WORK REQUIRED: Please copy out the records from the line containing "x-tick-label: 15 (404, 596, 425, 614)" through the line containing "y-tick-label: 2500m (27, 406, 84, 424)", including both of those lines, and nothing else.
#####
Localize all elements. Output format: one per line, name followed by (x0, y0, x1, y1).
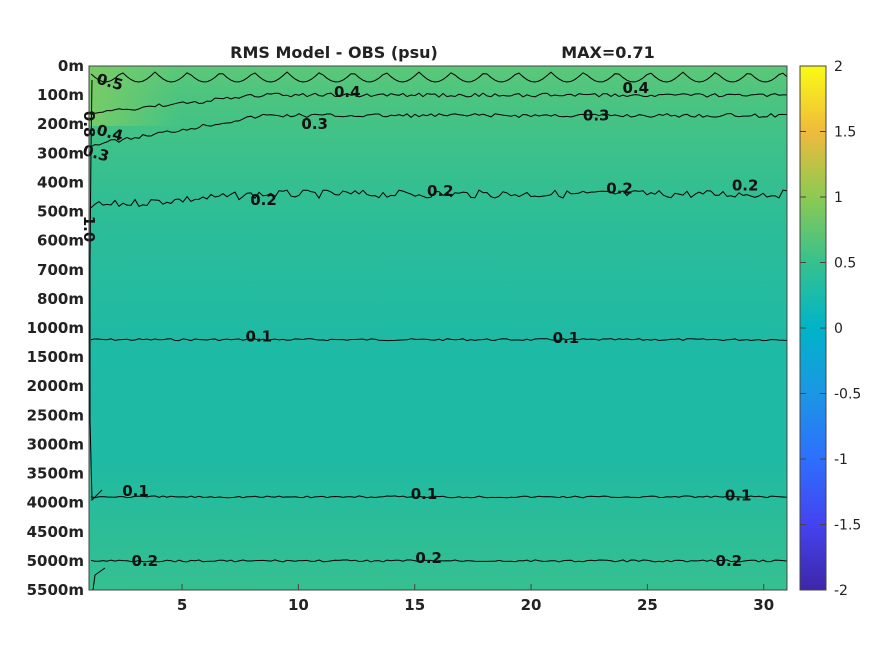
x-tick-label: 15 (404, 596, 425, 614)
contour-label: 0.1 (122, 482, 149, 500)
y-tick-label: 2000m (27, 377, 84, 395)
plot-frame (88, 65, 788, 591)
x-tick-label: 20 (521, 596, 542, 614)
y-tick-label: 800m (37, 290, 84, 308)
contour-label: 0.1 (411, 485, 438, 503)
contour-label: 0.2 (732, 176, 759, 194)
contour-line (90, 338, 788, 342)
contour-labels: 0.5 0.4 0.40.4 0.3 0.30.30.80.2 0.2 0.2 0.21.00… (80, 70, 759, 570)
max-label: MAX=0.71 (561, 43, 655, 62)
contour-line (89, 79, 103, 502)
colorbar-tick-label: 0.5 (834, 256, 856, 272)
heatmap-field (89, 66, 787, 590)
x-tick-label: 10 (288, 596, 309, 614)
contour-line (90, 112, 788, 148)
contour-line (90, 495, 788, 499)
y-tick-label: 200m (37, 115, 84, 133)
contour-label: 0.3 (301, 115, 328, 133)
contour-line (92, 567, 106, 591)
colorbar-tick-label: 1 (834, 190, 843, 206)
contour-line (90, 71, 788, 83)
x-tick-label: 25 (637, 596, 658, 614)
y-tick-label: 700m (37, 261, 84, 279)
contour-label: 0.2 (427, 182, 454, 200)
contour-label: 0.2 (250, 191, 277, 209)
colorbar-tick-label: -1.5 (834, 518, 861, 534)
contour-label: 0.4 (334, 83, 361, 101)
y-tick-label: 2500m (27, 406, 84, 424)
y-tick-label: 1000m (27, 319, 84, 337)
contour-label: 0.2 (132, 552, 159, 570)
contour-line (90, 92, 787, 114)
colorbar: 2 1.5 1 0.5 0 -0.5 -1 -1.5 -2 (799, 59, 861, 599)
contour-label: 0.1 (725, 486, 752, 504)
y-tick-label: 3500m (27, 465, 84, 483)
y-tick-label: 1500m (27, 348, 84, 366)
x-axis-tick-labels: 5 10 15 20 25 30 (177, 584, 774, 614)
colorbar-tick-label: 0 (834, 321, 843, 337)
y-tick-label: 100m (37, 86, 84, 104)
contour-label: 0.3 (583, 106, 610, 124)
contour-label: 0.2 (415, 549, 442, 567)
colorbar-tick-labels: 2 1.5 1 0.5 0 -0.5 -1 -1.5 -2 (800, 59, 861, 599)
plot-area: 0.5 0.4 0.40.4 0.3 0.30.30.80.2 0.2 0.2 0.21.00… (80, 65, 788, 591)
surface-high-anomaly (89, 66, 179, 126)
colorbar-tick-label: -1 (834, 452, 848, 468)
contour-label: 0.1 (246, 328, 273, 346)
y-tick-label: 4000m (27, 494, 84, 512)
colorbar-tick-label: 2 (834, 59, 843, 75)
contour-line (90, 189, 788, 209)
contour-line (90, 559, 788, 563)
contour-label: 0.2 (716, 552, 743, 570)
y-tick-label: 400m (37, 173, 84, 191)
y-tick-label: 5000m (27, 552, 84, 570)
colorbar-tick-label: 1.5 (834, 125, 856, 141)
contour-lines (89, 71, 788, 591)
chart-title: RMS Model - OBS (psu) (230, 43, 438, 62)
y-axis-tick-labels: 0m 100m 200m 300m 400m 500m 600m 700m 800m 1000m 1… (27, 57, 84, 599)
y-tick-label: 5500m (27, 581, 84, 599)
y-tick-label: 500m (37, 203, 84, 221)
contour-label: 0.1 (553, 329, 580, 347)
y-tick-label: 4500m (27, 523, 84, 541)
colorbar-tick-label: -2 (834, 583, 848, 599)
contour-label: 0.4 (622, 79, 649, 97)
y-tick-label: 600m (37, 232, 84, 250)
contour-label: 0.2 (606, 179, 633, 197)
y-tick-label: 3000m (27, 435, 84, 453)
colorbar-tick-label: -0.5 (834, 387, 861, 403)
x-tick-label: 30 (753, 596, 774, 614)
y-tick-label: 0m (58, 57, 84, 75)
x-tick-label: 5 (177, 596, 187, 614)
y-tick-label: 300m (37, 144, 84, 162)
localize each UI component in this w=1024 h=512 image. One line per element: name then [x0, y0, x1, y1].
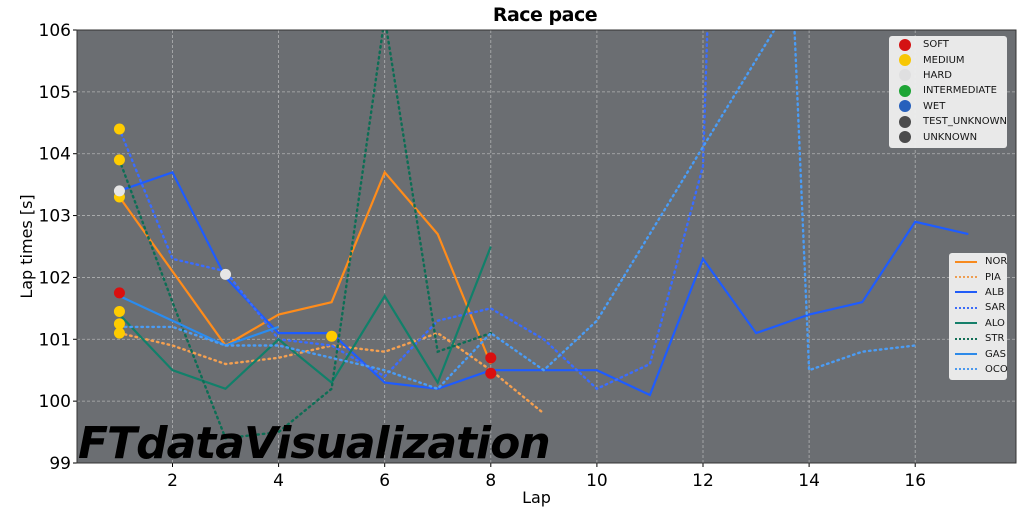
legend-label: ALO: [985, 317, 1005, 329]
x-tick-label: 12: [692, 471, 714, 491]
y-tick-label: 101: [39, 330, 71, 350]
series-line-alo: [118, 246, 492, 391]
watermark: FTdataVisualization: [78, 418, 551, 469]
compound-marker-soft: [485, 367, 497, 379]
legend-label: PIA: [985, 271, 1001, 283]
legend-label: NOR: [985, 256, 1008, 268]
x-tick-label: 16: [904, 471, 926, 491]
plot-background: [77, 30, 1016, 463]
line-swatch-icon: [955, 276, 977, 279]
legend-item-oco: OCO: [949, 362, 1008, 377]
tyre-dot-icon: [899, 115, 911, 128]
line-swatch-icon: [955, 306, 977, 309]
x-tick-label: 8: [485, 471, 496, 491]
x-tick-label: 4: [273, 471, 284, 491]
compound-marker-medium: [113, 318, 125, 330]
legend-label: TEST_UNKNOWN: [923, 116, 1007, 128]
y-tick-label: 103: [39, 207, 71, 227]
line-swatch-icon: [955, 291, 977, 294]
compound-marker-soft: [113, 287, 125, 299]
y-tick-label: 102: [39, 268, 71, 288]
tyre-dot-icon: [899, 100, 911, 113]
x-tick-label: 2: [167, 471, 178, 491]
series-line-oco: [118, 30, 917, 391]
compound-marker-soft: [485, 352, 497, 364]
tyre-dot-icon: [899, 54, 911, 67]
legend-item-str: STR: [949, 331, 1007, 346]
compound-legend: SOFT MEDIUM HARD INTERMEDIATE WET TEST_UNKNOW…: [889, 36, 1007, 148]
legend-label: OCO: [985, 363, 1008, 375]
line-swatch-icon: [955, 260, 977, 263]
compound-marker-medium: [113, 154, 125, 166]
x-tick-label: 14: [798, 471, 820, 491]
y-tick-label: 99: [49, 454, 71, 474]
driver-legend: NOR PIA ALB SAR ALO STR GAS OCO: [949, 253, 1008, 381]
compound-marker-medium: [113, 123, 125, 135]
legend-item-sar: SAR: [949, 300, 1007, 315]
y-tick-label: 100: [39, 392, 71, 412]
legend-label: STR: [985, 333, 1005, 345]
legend-label: MEDIUM: [923, 54, 965, 66]
legend-item-test_unknown: TEST_UNKNOWN: [889, 114, 1007, 129]
legend-item-alo: ALO: [949, 316, 1007, 331]
legend-item-alb: ALB: [949, 285, 1007, 300]
y-tick-label: 105: [39, 83, 71, 103]
legend-item-nor: NOR: [949, 254, 1007, 269]
compound-marker-hard: [220, 268, 232, 280]
compound-marker-medium: [113, 327, 125, 339]
legend-label: HARD: [923, 69, 953, 81]
legend-label: SAR: [985, 302, 1006, 314]
legend-item-intermediate: INTERMEDIATE: [889, 83, 1007, 98]
y-tick-label: 104: [39, 145, 71, 165]
y-tick-label: 106: [39, 21, 71, 41]
y-axis-label: Lap times [s]: [17, 194, 36, 298]
legend-label: SOFT: [923, 39, 949, 51]
compound-marker-medium: [326, 330, 338, 342]
legend-label: INTERMEDIATE: [923, 85, 997, 97]
legend-label: GAS: [985, 348, 1006, 360]
line-swatch-icon: [955, 337, 977, 340]
legend-item-pia: PIA: [949, 269, 1007, 284]
tyre-dot-icon: [899, 69, 911, 82]
plot-frame: [76, 29, 1017, 464]
legend-label: ALB: [985, 286, 1005, 298]
legend-item-wet: WET: [889, 99, 1007, 114]
legend-item-medium: MEDIUM: [889, 52, 1007, 67]
tyre-dot-icon: [899, 38, 911, 51]
line-swatch-icon: [955, 322, 977, 325]
legend-item-unknown: UNKNOWN: [889, 129, 1007, 144]
series-line-pia: [118, 331, 545, 415]
x-tick-label: 6: [379, 471, 390, 491]
line-swatch-icon: [955, 353, 977, 356]
tyre-dot-icon: [899, 84, 911, 97]
legend-item-hard: HARD: [889, 68, 1007, 83]
compound-marker-medium: [113, 305, 125, 317]
legend-item-gas: GAS: [949, 346, 1007, 361]
line-swatch-icon: [955, 368, 977, 371]
x-tick-label: 10: [586, 471, 608, 491]
tyre-dot-icon: [899, 131, 911, 144]
x-axis-label: Lap: [522, 488, 551, 507]
chart-title: Race pace: [492, 4, 598, 26]
legend-label: WET: [923, 100, 946, 112]
compound-marker-hard: [113, 185, 125, 197]
series-line-gas: [118, 295, 279, 347]
legend-item-soft: SOFT: [889, 37, 1007, 52]
legend-label: UNKNOWN: [923, 131, 978, 143]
#####
THE REPLY:
x-tick-label: 15 (404, 596, 425, 614)
contour-label: 0.1 (122, 482, 149, 500)
y-tick-label: 2000m (27, 377, 84, 395)
plot-frame (88, 65, 788, 591)
x-tick-label: 20 (521, 596, 542, 614)
y-tick-label: 800m (37, 290, 84, 308)
contour-label: 0.1 (411, 485, 438, 503)
contour-label: 0.2 (732, 176, 759, 194)
contour-line (90, 338, 788, 342)
contour-labels: 0.5 0.4 0.40.4 0.3 0.30.30.80.2 0.2 0.2 0.21.00… (80, 70, 759, 570)
max-label: MAX=0.71 (561, 43, 655, 62)
contour-line (89, 79, 103, 502)
colorbar-tick-label: 0.5 (834, 256, 856, 272)
heatmap-field (89, 66, 787, 590)
x-tick-label: 10 (288, 596, 309, 614)
contour-line (90, 112, 788, 148)
contour-line (90, 495, 788, 499)
y-tick-label: 200m (37, 115, 84, 133)
contour-label: 0.3 (301, 115, 328, 133)
contour-line (92, 567, 106, 591)
colorbar-tick-label: 1 (834, 190, 843, 206)
contour-line (90, 71, 788, 83)
x-tick-label: 25 (637, 596, 658, 614)
y-tick-label: 700m (37, 261, 84, 279)
contour-label: 0.2 (427, 182, 454, 200)
contour-label: 0.2 (250, 191, 277, 209)
colorbar-tick-label: -1.5 (834, 518, 861, 534)
contour-label: 0.4 (334, 83, 361, 101)
y-tick-label: 2500m (27, 406, 84, 424)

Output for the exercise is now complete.